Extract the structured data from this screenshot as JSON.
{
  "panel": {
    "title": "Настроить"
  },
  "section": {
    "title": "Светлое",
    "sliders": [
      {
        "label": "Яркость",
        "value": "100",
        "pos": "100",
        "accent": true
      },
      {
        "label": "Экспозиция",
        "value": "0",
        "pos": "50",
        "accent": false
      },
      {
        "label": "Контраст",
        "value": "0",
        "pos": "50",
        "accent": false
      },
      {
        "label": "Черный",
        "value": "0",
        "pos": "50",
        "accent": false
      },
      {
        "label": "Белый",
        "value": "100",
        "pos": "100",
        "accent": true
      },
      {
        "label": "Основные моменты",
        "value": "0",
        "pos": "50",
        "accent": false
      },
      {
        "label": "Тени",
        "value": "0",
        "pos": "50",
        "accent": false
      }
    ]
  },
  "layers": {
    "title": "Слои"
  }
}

## THE PROBLEM
Recopy the entries above exactly, with every line included.

## RIGHT ANSWER
Extract the structured data from this screenshot as JSON.
{
  "panel": {
    "title": "Настроить"
  },
  "section": {
    "title": "Светлое",
    "sliders": [
      {
        "label": "Яркость",
        "value": "100",
        "pos": "100",
        "accent": true
      },
      {
        "label": "Экспозиция",
        "value": "0",
        "pos": "50",
        "accent": false
      },
      {
        "label": "Контраст",
        "value": "0",
        "pos": "50",
        "accent": false
      },
      {
        "label": "Черный",
        "value": "0",
        "pos": "50",
        "accent": false
      },
      {
        "label": "Белый",
        "value": "100",
        "pos": "100",
        "accent": true
      },
      {
        "label": "Основные моменты",
        "value": "0",
        "pos": "50",
        "accent": false
      },
      {
        "label": "Тени",
        "value": "0",
        "pos": "50",
        "accent": false
      }
    ]
  },
  "layers": {
    "title": "Слои"
  }
}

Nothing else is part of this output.